■ **TASK STATEMENT**:
Count how many lines in the material below hold the word "trọng"; the reply is that number alone.

Data records
####################

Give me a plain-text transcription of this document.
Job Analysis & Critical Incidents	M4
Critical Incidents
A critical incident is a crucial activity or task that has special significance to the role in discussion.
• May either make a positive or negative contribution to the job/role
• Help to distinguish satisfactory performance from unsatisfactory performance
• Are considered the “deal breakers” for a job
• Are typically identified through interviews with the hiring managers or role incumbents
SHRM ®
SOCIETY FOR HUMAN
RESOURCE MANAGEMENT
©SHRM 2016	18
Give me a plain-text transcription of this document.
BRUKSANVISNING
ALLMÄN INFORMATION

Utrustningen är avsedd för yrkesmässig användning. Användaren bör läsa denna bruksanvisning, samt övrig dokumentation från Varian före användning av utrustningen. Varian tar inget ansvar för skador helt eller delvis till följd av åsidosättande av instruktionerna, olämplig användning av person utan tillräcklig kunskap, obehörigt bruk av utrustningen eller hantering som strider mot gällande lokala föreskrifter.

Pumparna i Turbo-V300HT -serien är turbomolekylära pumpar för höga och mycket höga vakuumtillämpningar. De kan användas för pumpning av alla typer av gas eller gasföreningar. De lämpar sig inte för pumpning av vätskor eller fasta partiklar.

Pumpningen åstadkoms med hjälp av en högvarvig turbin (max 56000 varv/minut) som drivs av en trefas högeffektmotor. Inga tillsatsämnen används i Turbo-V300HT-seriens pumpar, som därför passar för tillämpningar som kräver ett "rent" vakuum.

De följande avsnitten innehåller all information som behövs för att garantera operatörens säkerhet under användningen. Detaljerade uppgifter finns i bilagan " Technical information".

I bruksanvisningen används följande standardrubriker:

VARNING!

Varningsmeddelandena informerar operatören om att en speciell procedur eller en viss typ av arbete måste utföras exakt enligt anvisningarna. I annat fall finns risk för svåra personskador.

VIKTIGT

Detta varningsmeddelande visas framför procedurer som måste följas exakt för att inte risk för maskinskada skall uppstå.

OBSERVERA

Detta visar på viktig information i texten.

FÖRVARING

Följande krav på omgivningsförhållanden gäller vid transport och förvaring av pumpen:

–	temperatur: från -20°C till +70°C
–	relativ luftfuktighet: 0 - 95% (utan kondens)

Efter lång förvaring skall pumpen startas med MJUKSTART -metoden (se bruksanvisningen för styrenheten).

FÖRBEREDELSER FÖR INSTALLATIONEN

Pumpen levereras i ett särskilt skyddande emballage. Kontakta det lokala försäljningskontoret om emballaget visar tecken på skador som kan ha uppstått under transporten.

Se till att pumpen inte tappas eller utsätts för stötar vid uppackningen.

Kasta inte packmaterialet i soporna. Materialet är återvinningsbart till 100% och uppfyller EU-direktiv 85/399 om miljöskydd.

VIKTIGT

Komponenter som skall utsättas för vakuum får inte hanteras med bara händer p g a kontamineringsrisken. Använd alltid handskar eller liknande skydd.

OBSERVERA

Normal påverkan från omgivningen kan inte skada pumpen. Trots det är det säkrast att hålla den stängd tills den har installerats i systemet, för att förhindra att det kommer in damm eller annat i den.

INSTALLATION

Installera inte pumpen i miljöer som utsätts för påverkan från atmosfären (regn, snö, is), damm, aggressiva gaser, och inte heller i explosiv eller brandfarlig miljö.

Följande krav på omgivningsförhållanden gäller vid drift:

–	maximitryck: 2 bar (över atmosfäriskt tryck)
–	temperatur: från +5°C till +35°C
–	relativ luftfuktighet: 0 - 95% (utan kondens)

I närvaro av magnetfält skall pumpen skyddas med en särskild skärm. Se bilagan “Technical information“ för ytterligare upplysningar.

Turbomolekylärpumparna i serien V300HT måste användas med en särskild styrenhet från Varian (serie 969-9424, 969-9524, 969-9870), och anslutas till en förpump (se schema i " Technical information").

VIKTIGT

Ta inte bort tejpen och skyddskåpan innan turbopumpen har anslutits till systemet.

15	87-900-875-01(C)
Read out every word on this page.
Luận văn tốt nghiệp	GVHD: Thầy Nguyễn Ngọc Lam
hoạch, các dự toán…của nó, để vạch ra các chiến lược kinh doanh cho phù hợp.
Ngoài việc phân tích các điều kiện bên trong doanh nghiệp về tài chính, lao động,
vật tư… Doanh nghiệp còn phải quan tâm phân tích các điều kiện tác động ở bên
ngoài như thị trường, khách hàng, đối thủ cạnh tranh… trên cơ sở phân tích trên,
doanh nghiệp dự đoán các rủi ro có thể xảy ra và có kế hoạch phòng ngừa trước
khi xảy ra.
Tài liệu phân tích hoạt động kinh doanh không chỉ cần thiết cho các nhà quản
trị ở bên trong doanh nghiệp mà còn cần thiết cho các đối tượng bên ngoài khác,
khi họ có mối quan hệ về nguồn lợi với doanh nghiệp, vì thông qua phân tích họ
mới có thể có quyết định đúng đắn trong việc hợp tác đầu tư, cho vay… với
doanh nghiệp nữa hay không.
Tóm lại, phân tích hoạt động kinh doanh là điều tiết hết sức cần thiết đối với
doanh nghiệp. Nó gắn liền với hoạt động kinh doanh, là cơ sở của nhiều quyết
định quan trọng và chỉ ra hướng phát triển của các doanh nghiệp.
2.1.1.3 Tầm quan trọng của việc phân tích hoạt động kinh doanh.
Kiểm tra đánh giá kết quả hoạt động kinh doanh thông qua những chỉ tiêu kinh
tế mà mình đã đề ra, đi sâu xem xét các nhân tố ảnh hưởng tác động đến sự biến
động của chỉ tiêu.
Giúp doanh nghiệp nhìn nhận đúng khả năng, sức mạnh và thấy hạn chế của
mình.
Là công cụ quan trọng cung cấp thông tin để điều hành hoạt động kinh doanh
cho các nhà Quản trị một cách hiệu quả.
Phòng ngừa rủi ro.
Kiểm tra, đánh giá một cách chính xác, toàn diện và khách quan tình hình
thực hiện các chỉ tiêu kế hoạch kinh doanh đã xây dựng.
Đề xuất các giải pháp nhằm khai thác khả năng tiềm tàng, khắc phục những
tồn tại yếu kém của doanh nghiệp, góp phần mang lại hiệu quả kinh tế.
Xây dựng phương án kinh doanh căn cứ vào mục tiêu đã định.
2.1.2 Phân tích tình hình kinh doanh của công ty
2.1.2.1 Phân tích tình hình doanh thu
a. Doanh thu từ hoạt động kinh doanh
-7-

####################

■ **SOLUTION TO THIS PROBLEM**:
3